** Instructions for the task **
Retype the listing that follows, exactly as written.

** Supplied data **
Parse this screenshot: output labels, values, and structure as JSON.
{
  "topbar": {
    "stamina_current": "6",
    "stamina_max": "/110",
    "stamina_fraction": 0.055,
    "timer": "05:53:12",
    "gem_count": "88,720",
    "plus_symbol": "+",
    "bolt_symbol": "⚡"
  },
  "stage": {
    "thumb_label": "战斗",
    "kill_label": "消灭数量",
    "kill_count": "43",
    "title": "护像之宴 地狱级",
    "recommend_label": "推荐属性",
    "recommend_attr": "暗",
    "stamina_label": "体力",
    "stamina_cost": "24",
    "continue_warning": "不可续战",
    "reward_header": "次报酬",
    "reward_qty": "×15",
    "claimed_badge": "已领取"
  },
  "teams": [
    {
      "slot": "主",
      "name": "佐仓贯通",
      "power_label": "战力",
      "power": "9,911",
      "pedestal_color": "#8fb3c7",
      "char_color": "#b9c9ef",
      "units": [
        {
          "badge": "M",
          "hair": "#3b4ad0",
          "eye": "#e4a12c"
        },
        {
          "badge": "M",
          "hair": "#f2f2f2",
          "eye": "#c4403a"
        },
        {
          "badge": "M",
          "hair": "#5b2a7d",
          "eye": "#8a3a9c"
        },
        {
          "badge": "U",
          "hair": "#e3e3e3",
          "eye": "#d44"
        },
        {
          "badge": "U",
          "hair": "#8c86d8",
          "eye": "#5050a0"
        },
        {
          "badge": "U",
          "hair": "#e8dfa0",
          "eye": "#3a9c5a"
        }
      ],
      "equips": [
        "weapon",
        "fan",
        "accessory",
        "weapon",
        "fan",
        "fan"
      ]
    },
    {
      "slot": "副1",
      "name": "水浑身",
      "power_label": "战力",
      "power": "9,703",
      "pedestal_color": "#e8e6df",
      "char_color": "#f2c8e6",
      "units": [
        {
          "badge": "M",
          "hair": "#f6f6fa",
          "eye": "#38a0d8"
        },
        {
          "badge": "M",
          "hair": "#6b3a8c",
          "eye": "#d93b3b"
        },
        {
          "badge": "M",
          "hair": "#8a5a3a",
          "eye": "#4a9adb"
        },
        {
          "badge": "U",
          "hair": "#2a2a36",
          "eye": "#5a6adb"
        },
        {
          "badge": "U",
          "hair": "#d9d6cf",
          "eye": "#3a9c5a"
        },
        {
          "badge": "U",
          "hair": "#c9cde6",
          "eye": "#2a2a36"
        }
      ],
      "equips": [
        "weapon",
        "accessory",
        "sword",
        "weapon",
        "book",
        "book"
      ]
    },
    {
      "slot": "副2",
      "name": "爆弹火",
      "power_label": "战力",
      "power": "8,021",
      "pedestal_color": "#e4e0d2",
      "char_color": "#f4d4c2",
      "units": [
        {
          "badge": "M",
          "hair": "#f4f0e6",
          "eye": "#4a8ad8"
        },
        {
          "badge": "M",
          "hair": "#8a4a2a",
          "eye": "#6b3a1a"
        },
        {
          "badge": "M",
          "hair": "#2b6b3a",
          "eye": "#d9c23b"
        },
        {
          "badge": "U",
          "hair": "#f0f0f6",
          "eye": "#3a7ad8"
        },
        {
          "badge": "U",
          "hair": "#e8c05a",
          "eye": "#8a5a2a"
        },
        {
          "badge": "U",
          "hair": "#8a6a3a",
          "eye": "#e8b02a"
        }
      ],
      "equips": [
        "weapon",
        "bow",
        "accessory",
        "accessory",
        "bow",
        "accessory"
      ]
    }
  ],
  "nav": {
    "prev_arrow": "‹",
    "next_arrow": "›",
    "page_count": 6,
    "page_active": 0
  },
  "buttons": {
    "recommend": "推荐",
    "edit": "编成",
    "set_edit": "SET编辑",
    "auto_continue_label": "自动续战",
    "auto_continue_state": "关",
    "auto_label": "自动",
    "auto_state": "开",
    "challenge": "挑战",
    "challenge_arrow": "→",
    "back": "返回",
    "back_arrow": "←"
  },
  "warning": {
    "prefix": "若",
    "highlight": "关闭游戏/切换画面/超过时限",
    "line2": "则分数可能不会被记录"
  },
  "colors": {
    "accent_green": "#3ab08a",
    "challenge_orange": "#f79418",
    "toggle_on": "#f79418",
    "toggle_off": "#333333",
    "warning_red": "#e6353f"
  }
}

** Answer to this task **
Parse this screenshot: output labels, values, and structure as JSON.
{
  "topbar": {
    "stamina_current": "6",
    "stamina_max": "/110",
    "stamina_fraction": 0.055,
    "timer": "05:53:12",
    "gem_count": "88,720",
    "plus_symbol": "+",
    "bolt_symbol": "⚡"
  },
  "stage": {
    "thumb_label": "战斗",
    "kill_label": "消灭数量",
    "kill_count": "43",
    "title": "护像之宴 地狱级",
    "recommend_label": "推荐属性",
    "recommend_attr": "暗",
    "stamina_label": "体力",
    "stamina_cost": "24",
    "continue_warning": "不可续战",
    "reward_header": "次报酬",
    "reward_qty": "×15",
    "claimed_badge": "已领取"
  },
  "teams": [
    {
      "slot": "主",
      "name": "佐仓贯通",
      "power_label": "战力",
      "power": "9,911",
      "pedestal_color": "#8fb3c7",
      "char_color": "#b9c9ef",
      "units": [
        {
          "badge": "M",
          "hair": "#3b4ad0",
          "eye": "#e4a12c"
        },
        {
          "badge": "M",
          "hair": "#f2f2f2",
          "eye": "#c4403a"
        },
        {
          "badge": "M",
          "hair": "#5b2a7d",
          "eye": "#8a3a9c"
        },
        {
          "badge": "U",
          "hair": "#e3e3e3",
          "eye": "#d44"
        },
        {
          "badge": "U",
          "hair": "#8c86d8",
          "eye": "#5050a0"
        },
        {
          "badge": "U",
          "hair": "#e8dfa0",
          "eye": "#3a9c5a"
        }
      ],
      "equips": [
        "weapon",
        "fan",
        "accessory",
        "weapon",
        "fan",
        "fan"
      ]
    },
    {
      "slot": "副1",
      "name": "水浑身",
      "power_label": "战力",
      "power": "9,703",
      "pedestal_color": "#e8e6df",
      "char_color": "#f2c8e6",
      "units": [
        {
          "badge": "M",
          "hair": "#f6f6fa",
          "eye": "#38a0d8"
        },
        {
          "badge": "M",
          "hair": "#6b3a8c",
          "eye": "#d93b3b"
        },
        {
          "badge": "M",
          "hair": "#8a5a3a",
          "eye": "#4a9adb"
        },
        {
          "badge": "U",
          "hair": "#2a2a36",
          "eye": "#5a6adb"
        },
        {
          "badge": "U",
          "hair": "#d9d6cf",
          "eye": "#3a9c5a"
        },
        {
          "badge": "U",
          "hair": "#c9cde6",
          "eye": "#2a2a36"
        }
      ],
      "equips": [
        "weapon",
        "accessory",
        "sword",
        "weapon",
        "book",
        "book"
      ]
    },
    {
      "slot": "副2",
      "name": "爆弹火",
      "power_label": "战力",
      "power": "8,021",
      "pedestal_color": "#e4e0d2",
      "char_color": "#f4d4c2",
      "units": [
        {
          "badge": "M",
          "hair": "#f4f0e6",
          "eye": "#4a8ad8"
        },
        {
          "badge": "M",
          "hair": "#8a4a2a",
          "eye": "#6b3a1a"
        },
        {
          "badge": "M",
          "hair": "#2b6b3a",
          "eye": "#d9c23b"
        },
        {
          "badge": "U",
          "hair": "#f0f0f6",
          "eye": "#3a7ad8"
        },
        {
          "badge": "U",
          "hair": "#e8c05a",
          "eye": "#8a5a2a"
        },
        {
          "badge": "U",
          "hair": "#8a6a3a",
          "eye": "#e8b02a"
        }
      ],
      "equips": [
        "weapon",
        "bow",
        "accessory",
        "accessory",
        "bow",
        "accessory"
      ]
    }
  ],
  "nav": {
    "prev_arrow": "‹",
    "next_arrow": "›",
    "page_count": 6,
    "page_active": 0
  },
  "buttons": {
    "recommend": "推荐",
    "edit": "编成",
    "set_edit": "SET编辑",
    "auto_continue_label": "自动续战",
    "auto_continue_state": "关",
    "auto_label": "自动",
    "auto_state": "开",
    "challenge": "挑战",
    "challenge_arrow": "→",
    "back": "返回",
    "back_arrow": "←"
  },
  "warning": {
    "prefix": "若",
    "highlight": "关闭游戏/切换画面/超过时限",
    "line2": "则分数可能不会被记录"
  },
  "colors": {
    "accent_green": "#3ab08a",
    "challenge_orange": "#f79418",
    "toggle_on": "#f79418",
    "toggle_off": "#333333",
    "warning_red": "#e6353f"
  }
}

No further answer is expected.